**The request:**
Some lines in the records below may hold the word "this"; give the number of those lines and nothing else.

Saved data entries
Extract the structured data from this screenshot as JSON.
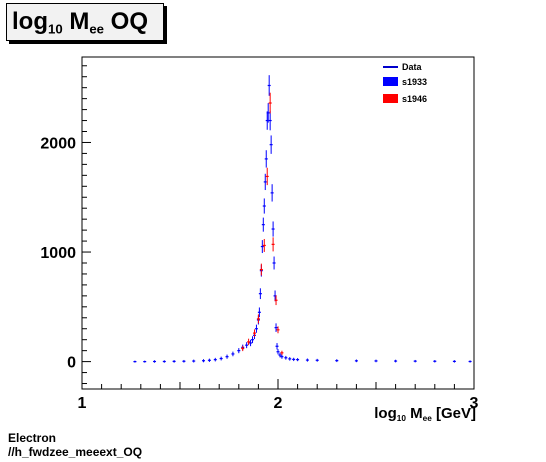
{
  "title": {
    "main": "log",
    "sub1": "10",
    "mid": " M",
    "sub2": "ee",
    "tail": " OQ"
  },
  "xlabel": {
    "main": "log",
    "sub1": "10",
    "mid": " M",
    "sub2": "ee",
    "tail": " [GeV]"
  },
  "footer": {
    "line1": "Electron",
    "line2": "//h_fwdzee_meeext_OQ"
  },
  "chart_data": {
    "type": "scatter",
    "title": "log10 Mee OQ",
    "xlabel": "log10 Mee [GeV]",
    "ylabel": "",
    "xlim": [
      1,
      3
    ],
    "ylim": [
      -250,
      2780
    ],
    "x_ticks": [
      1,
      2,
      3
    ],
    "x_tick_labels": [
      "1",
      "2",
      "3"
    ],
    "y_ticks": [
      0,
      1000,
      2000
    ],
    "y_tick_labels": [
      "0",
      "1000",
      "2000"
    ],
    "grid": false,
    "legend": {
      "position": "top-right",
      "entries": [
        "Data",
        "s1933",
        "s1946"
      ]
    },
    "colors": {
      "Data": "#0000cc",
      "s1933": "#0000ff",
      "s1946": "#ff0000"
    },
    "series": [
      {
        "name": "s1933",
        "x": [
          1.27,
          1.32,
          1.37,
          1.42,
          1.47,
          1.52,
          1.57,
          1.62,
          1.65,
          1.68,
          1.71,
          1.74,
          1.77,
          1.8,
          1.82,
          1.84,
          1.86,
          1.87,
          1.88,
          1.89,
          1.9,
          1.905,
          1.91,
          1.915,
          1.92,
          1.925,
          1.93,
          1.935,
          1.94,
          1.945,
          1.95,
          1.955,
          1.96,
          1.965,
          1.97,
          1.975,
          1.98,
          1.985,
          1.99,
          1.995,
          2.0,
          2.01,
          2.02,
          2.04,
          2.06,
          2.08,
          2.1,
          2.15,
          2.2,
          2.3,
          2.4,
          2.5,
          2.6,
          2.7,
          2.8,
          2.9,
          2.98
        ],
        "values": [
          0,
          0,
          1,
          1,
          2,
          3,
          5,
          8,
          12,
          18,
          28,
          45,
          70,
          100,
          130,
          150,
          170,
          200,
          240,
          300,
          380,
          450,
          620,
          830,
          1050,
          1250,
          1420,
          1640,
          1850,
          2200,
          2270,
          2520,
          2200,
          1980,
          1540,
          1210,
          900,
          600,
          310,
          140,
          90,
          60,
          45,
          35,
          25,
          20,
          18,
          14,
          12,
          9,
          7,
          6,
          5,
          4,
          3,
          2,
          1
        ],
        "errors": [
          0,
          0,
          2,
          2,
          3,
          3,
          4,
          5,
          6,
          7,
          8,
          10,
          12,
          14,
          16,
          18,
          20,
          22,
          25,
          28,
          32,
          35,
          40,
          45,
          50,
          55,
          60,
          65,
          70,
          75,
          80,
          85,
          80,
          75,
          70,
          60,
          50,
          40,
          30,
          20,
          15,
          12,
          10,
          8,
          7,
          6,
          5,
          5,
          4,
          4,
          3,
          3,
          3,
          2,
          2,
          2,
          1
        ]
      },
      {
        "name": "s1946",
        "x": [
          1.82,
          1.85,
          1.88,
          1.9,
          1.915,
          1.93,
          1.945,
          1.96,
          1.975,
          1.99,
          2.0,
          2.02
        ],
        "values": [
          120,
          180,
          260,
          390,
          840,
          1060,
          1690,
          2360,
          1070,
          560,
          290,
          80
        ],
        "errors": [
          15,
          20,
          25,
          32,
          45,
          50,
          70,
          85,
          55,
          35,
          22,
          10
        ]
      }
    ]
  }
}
---
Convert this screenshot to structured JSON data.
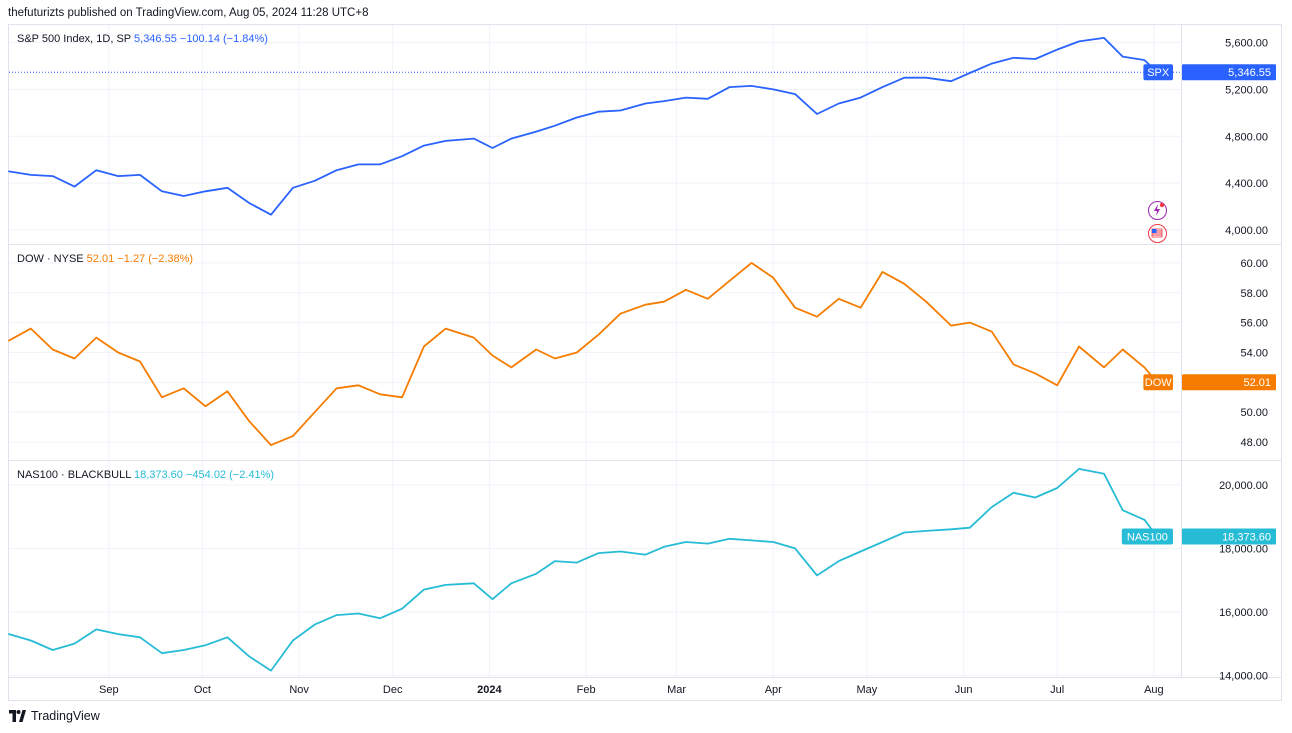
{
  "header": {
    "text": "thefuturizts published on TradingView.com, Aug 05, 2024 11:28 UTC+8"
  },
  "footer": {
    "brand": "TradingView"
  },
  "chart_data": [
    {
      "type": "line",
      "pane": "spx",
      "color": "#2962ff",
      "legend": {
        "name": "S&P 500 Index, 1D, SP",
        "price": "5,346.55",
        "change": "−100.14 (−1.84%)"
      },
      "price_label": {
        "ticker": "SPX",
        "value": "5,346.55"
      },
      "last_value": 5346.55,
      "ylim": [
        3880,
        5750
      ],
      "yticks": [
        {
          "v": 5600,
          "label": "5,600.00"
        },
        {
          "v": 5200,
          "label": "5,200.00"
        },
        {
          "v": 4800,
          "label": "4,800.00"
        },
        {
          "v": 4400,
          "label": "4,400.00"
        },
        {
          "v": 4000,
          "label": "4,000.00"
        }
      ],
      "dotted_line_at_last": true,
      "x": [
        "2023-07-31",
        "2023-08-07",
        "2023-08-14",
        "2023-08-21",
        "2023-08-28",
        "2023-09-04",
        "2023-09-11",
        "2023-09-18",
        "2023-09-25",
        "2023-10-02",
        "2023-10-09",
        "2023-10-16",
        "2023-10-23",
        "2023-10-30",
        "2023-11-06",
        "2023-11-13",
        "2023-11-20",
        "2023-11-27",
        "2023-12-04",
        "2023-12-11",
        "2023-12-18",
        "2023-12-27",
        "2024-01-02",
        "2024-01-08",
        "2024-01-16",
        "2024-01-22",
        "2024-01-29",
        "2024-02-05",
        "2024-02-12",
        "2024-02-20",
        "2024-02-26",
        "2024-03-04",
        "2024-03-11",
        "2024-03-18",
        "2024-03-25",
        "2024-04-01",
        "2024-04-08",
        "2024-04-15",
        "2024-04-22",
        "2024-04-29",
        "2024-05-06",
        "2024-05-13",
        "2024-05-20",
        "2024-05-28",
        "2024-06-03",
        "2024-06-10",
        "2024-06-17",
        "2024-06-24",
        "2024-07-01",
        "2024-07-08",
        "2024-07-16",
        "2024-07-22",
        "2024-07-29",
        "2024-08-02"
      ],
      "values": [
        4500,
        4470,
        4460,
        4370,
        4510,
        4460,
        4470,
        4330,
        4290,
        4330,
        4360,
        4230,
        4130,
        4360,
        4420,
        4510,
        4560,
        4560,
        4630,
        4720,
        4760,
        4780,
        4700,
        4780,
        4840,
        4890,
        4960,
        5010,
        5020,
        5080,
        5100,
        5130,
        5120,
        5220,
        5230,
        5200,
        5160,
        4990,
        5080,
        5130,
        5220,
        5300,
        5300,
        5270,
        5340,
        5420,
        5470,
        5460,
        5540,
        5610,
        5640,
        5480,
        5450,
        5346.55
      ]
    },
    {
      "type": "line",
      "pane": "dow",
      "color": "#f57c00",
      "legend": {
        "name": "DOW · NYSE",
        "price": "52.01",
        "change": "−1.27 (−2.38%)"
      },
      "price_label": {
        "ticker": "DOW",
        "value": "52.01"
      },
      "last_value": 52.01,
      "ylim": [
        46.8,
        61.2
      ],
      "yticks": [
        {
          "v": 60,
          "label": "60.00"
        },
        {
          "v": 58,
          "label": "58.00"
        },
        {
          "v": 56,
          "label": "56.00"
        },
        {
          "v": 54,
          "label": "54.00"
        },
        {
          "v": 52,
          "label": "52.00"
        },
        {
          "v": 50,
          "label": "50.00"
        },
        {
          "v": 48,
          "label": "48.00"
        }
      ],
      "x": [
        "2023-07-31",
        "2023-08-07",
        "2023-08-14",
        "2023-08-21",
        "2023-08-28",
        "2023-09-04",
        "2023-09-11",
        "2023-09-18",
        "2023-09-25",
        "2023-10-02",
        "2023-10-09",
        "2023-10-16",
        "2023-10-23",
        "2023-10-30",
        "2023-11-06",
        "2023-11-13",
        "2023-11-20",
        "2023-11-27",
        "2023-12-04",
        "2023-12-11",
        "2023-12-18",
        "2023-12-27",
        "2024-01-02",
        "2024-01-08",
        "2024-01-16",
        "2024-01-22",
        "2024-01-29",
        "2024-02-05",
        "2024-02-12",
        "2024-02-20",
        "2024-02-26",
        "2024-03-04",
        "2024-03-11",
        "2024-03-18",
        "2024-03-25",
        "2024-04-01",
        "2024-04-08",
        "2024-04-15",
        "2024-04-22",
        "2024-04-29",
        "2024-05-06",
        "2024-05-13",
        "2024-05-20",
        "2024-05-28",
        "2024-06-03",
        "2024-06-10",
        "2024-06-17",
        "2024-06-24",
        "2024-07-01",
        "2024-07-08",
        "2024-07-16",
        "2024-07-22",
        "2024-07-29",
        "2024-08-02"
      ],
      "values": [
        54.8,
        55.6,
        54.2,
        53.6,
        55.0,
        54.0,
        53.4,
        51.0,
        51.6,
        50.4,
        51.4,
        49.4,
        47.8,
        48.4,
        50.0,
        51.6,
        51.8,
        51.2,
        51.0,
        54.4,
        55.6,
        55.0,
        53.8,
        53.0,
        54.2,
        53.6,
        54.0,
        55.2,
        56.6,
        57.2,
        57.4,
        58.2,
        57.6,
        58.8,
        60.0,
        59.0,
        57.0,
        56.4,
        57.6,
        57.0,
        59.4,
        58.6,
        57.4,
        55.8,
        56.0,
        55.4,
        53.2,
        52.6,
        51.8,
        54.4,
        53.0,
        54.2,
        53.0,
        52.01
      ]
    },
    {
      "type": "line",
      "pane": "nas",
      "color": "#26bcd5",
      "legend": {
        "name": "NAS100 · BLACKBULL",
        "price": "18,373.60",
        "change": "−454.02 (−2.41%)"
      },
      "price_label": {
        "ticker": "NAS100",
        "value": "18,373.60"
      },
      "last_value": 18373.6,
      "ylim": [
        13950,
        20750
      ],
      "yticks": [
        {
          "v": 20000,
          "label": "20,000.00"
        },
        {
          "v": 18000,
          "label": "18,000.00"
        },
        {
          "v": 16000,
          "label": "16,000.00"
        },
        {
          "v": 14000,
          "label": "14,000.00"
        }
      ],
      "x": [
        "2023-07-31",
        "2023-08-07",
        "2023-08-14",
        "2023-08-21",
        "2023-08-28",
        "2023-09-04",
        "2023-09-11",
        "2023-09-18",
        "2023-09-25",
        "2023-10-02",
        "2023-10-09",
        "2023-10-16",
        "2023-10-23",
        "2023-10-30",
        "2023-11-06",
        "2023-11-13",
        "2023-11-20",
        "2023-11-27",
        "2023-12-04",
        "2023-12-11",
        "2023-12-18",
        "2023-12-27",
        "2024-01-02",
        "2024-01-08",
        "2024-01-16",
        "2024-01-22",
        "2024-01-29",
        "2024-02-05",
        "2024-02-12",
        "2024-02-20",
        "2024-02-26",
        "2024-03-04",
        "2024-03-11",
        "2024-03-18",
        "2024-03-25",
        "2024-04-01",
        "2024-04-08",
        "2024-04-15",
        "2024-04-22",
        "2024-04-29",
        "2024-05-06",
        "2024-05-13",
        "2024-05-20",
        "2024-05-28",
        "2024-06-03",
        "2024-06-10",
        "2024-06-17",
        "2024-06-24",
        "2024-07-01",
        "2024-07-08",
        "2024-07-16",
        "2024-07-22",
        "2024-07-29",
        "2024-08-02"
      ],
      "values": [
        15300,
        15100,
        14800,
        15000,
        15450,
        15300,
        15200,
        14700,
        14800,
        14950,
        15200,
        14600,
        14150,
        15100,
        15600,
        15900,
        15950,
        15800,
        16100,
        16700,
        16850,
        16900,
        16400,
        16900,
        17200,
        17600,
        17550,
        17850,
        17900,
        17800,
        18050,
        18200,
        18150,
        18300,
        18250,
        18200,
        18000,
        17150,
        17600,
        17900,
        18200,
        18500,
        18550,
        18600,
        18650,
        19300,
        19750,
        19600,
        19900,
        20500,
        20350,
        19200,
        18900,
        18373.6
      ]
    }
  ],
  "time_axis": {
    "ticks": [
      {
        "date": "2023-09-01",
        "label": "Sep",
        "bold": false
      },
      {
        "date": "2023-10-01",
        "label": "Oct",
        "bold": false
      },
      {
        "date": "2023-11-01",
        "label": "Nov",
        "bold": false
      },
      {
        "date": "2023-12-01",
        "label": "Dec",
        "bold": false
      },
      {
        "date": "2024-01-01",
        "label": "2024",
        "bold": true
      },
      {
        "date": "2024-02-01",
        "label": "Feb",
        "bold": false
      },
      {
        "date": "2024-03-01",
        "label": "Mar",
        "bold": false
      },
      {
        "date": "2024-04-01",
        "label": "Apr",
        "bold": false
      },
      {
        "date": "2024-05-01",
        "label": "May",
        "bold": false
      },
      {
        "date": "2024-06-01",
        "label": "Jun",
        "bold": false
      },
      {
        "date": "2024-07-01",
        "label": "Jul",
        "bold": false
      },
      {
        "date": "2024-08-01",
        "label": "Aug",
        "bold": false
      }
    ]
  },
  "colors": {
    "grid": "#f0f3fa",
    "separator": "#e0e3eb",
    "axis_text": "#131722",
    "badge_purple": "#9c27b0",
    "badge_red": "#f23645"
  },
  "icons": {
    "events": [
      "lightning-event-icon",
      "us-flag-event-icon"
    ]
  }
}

**Completed exercise:**
2